- **What you have to do**:
Copy, from the material below, each line that contains the word "Svenljunga".

- **Records to use**:
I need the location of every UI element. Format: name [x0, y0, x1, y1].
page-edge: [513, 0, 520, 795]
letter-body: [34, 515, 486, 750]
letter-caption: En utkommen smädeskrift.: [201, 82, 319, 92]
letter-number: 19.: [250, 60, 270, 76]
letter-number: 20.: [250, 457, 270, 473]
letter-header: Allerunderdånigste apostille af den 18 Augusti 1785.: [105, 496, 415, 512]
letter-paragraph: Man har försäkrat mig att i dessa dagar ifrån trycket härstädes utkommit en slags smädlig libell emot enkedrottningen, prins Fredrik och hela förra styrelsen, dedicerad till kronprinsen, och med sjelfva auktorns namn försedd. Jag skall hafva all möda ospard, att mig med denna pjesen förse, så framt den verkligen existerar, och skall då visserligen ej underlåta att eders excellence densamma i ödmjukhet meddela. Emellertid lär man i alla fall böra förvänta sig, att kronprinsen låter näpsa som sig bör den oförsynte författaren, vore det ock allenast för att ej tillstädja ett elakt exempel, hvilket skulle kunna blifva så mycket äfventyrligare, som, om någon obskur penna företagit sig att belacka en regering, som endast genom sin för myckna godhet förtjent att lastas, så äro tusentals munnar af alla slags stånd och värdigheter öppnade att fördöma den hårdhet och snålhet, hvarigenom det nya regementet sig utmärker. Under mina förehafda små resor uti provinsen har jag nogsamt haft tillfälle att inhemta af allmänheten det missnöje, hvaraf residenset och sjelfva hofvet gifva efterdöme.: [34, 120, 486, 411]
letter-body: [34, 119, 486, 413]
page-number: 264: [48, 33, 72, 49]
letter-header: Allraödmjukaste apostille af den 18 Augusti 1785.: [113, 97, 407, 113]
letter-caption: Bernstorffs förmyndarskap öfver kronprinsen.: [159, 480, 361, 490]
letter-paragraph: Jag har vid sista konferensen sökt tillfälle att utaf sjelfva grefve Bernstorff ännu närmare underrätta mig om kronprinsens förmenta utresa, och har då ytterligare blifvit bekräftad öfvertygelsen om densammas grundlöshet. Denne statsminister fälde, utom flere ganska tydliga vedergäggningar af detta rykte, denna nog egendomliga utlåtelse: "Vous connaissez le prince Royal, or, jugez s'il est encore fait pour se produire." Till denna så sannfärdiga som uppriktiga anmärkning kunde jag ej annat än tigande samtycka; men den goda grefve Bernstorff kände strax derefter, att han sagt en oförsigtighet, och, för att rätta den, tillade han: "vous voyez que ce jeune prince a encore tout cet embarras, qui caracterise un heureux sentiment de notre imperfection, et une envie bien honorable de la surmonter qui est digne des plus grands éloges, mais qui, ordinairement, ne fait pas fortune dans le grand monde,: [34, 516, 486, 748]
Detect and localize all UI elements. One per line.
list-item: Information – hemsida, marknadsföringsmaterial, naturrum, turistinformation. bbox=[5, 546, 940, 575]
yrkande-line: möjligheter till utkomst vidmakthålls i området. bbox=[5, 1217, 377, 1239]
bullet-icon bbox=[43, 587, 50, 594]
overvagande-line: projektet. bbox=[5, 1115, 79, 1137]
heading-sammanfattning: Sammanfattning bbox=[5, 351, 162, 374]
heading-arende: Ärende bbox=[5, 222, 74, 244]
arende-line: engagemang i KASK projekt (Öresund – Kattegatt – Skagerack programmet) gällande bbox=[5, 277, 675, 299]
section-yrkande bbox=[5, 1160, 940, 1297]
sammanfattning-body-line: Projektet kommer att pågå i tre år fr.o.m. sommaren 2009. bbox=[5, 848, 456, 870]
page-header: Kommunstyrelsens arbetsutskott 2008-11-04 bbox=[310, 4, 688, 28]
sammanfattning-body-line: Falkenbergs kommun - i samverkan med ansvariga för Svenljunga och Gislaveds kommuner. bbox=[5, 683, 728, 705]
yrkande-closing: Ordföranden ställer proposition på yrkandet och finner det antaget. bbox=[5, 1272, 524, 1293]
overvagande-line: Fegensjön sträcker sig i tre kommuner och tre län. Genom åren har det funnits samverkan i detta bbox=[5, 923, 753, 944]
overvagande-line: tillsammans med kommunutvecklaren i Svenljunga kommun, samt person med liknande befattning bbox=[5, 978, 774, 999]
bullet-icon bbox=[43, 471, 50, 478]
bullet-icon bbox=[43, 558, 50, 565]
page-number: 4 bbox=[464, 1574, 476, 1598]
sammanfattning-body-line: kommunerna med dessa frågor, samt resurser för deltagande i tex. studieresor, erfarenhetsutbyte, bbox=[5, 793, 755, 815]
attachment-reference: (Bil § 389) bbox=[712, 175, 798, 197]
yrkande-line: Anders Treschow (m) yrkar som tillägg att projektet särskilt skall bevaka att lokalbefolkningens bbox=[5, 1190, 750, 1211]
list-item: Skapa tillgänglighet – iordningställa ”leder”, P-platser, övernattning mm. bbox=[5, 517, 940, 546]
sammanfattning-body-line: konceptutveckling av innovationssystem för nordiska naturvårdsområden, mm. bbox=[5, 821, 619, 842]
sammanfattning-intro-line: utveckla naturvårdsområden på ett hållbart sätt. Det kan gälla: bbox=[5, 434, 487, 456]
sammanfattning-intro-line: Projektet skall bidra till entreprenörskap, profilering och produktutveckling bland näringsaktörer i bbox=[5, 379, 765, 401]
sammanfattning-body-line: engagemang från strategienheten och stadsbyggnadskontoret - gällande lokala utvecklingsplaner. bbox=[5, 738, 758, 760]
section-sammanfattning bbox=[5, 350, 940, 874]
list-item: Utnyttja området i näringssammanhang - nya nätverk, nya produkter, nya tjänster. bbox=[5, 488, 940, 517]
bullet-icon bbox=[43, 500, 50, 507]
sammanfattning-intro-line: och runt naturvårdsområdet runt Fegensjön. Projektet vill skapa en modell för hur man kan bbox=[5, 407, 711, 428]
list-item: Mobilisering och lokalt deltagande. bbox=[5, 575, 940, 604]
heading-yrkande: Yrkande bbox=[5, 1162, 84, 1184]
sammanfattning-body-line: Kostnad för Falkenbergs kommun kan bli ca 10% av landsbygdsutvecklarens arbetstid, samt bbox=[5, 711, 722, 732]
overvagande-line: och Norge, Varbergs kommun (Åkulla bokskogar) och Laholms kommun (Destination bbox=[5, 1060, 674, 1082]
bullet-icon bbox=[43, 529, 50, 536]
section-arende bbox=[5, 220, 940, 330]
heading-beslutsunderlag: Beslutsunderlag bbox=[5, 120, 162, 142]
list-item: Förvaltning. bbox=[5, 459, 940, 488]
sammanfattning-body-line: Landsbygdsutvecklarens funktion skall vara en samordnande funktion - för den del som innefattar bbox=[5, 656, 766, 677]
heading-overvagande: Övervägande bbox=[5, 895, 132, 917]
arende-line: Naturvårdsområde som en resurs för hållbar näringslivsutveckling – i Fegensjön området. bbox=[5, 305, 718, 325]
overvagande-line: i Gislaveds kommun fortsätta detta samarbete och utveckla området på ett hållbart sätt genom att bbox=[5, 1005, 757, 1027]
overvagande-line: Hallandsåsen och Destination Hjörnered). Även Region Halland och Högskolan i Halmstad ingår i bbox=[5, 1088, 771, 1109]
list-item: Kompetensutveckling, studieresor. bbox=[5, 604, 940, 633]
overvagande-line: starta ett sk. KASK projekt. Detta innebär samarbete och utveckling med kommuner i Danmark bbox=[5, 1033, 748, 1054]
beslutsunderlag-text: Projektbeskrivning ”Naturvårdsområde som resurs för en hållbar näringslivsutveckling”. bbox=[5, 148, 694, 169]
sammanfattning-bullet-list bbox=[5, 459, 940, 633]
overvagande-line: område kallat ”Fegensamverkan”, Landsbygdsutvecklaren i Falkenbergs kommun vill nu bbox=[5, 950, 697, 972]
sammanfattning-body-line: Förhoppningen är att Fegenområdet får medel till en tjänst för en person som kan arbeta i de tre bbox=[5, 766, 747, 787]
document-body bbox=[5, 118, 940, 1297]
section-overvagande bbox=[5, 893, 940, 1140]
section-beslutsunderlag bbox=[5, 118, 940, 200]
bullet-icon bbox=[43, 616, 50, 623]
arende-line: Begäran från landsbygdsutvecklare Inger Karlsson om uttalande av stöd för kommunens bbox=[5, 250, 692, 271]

- **Task answer**:
sammanfattning-body-line: Falkenbergs kommun - i samverkan med ansvariga för Svenljunga och Gislaveds kommuner. bbox=[5, 683, 728, 705]
overvagande-line: tillsammans med kommunutvecklaren i Svenljunga kommun, samt person med liknande befattning bbox=[5, 978, 774, 999]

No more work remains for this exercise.